-- Start of PROVIDED MATERIAL --

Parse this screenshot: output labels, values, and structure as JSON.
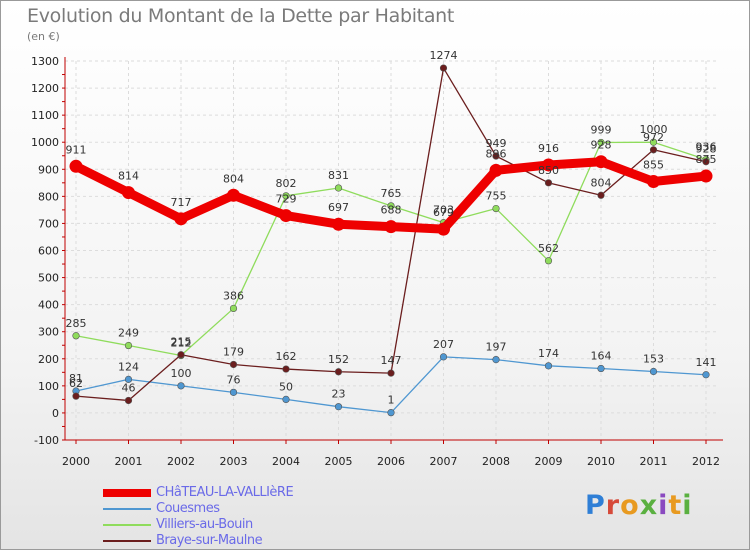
{
  "chart_data": {
    "type": "line",
    "title": "Evolution du Montant de la Dette par Habitant",
    "subtitle": "(en €)",
    "x": [
      "2000",
      "2001",
      "2002",
      "2003",
      "2004",
      "2005",
      "2006",
      "2007",
      "2008",
      "2009",
      "2010",
      "2011",
      "2012"
    ],
    "ylim": [
      -100,
      1300
    ],
    "yticks": [
      -100,
      0,
      100,
      200,
      300,
      400,
      500,
      600,
      700,
      800,
      900,
      1000,
      1100,
      1200,
      1300
    ],
    "grid": true,
    "legend_position": "bottom-left",
    "series": [
      {
        "name": "CHâTEAU-LA-VALLIèRE",
        "color": "#ee0000",
        "values": [
          911,
          814,
          717,
          804,
          729,
          697,
          688,
          679,
          896,
          916,
          928,
          855,
          875
        ],
        "labels": [
          "911",
          "814",
          "717",
          "804",
          "729",
          "697",
          "688",
          "679",
          "896",
          "916",
          "928",
          "855",
          "875"
        ]
      },
      {
        "name": "Couesmes",
        "color": "#4f97d1",
        "values": [
          81,
          124,
          100,
          76,
          50,
          23,
          1,
          207,
          197,
          174,
          164,
          153,
          141
        ],
        "labels": [
          "81",
          "124",
          "100",
          "76",
          "50",
          "23",
          "1",
          "207",
          "197",
          "174",
          "164",
          "153",
          "141"
        ]
      },
      {
        "name": "Villiers-au-Bouin",
        "color": "#8fdc5c",
        "values": [
          285,
          249,
          212,
          386,
          802,
          831,
          765,
          703,
          755,
          562,
          999,
          1000,
          936
        ],
        "labels": [
          "285",
          "249",
          "212",
          "386",
          "802",
          "831",
          "765",
          "703",
          "755",
          "562",
          "999",
          "1000",
          "936"
        ]
      },
      {
        "name": "Braye-sur-Maulne",
        "color": "#6b1e1e",
        "values": [
          62,
          46,
          215,
          179,
          162,
          152,
          147,
          1274,
          949,
          850,
          804,
          972,
          928
        ],
        "labels": [
          "62",
          "46",
          "215",
          "179",
          "162",
          "152",
          "147",
          "1274",
          "949",
          "850",
          "804",
          "972",
          "928"
        ]
      }
    ]
  },
  "logo_text": "Proxiti"
}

-- End of PROVIDED MATERIAL --

Without the pictures, restate all of the entries above verbatim.

Parse this screenshot: output labels, values, and structure as JSON.
{
  "chart_data": {
    "type": "line",
    "title": "Evolution du Montant de la Dette par Habitant",
    "subtitle": "(en €)",
    "x": [
      "2000",
      "2001",
      "2002",
      "2003",
      "2004",
      "2005",
      "2006",
      "2007",
      "2008",
      "2009",
      "2010",
      "2011",
      "2012"
    ],
    "ylim": [
      -100,
      1300
    ],
    "yticks": [
      -100,
      0,
      100,
      200,
      300,
      400,
      500,
      600,
      700,
      800,
      900,
      1000,
      1100,
      1200,
      1300
    ],
    "grid": true,
    "legend_position": "bottom-left",
    "series": [
      {
        "name": "CHâTEAU-LA-VALLIèRE",
        "color": "#ee0000",
        "values": [
          911,
          814,
          717,
          804,
          729,
          697,
          688,
          679,
          896,
          916,
          928,
          855,
          875
        ],
        "labels": [
          "911",
          "814",
          "717",
          "804",
          "729",
          "697",
          "688",
          "679",
          "896",
          "916",
          "928",
          "855",
          "875"
        ]
      },
      {
        "name": "Couesmes",
        "color": "#4f97d1",
        "values": [
          81,
          124,
          100,
          76,
          50,
          23,
          1,
          207,
          197,
          174,
          164,
          153,
          141
        ],
        "labels": [
          "81",
          "124",
          "100",
          "76",
          "50",
          "23",
          "1",
          "207",
          "197",
          "174",
          "164",
          "153",
          "141"
        ]
      },
      {
        "name": "Villiers-au-Bouin",
        "color": "#8fdc5c",
        "values": [
          285,
          249,
          212,
          386,
          802,
          831,
          765,
          703,
          755,
          562,
          999,
          1000,
          936
        ],
        "labels": [
          "285",
          "249",
          "212",
          "386",
          "802",
          "831",
          "765",
          "703",
          "755",
          "562",
          "999",
          "1000",
          "936"
        ]
      },
      {
        "name": "Braye-sur-Maulne",
        "color": "#6b1e1e",
        "values": [
          62,
          46,
          215,
          179,
          162,
          152,
          147,
          1274,
          949,
          850,
          804,
          972,
          928
        ],
        "labels": [
          "62",
          "46",
          "215",
          "179",
          "162",
          "152",
          "147",
          "1274",
          "949",
          "850",
          "804",
          "972",
          "928"
        ]
      }
    ]
  },
  "logo_text": "Proxiti"
}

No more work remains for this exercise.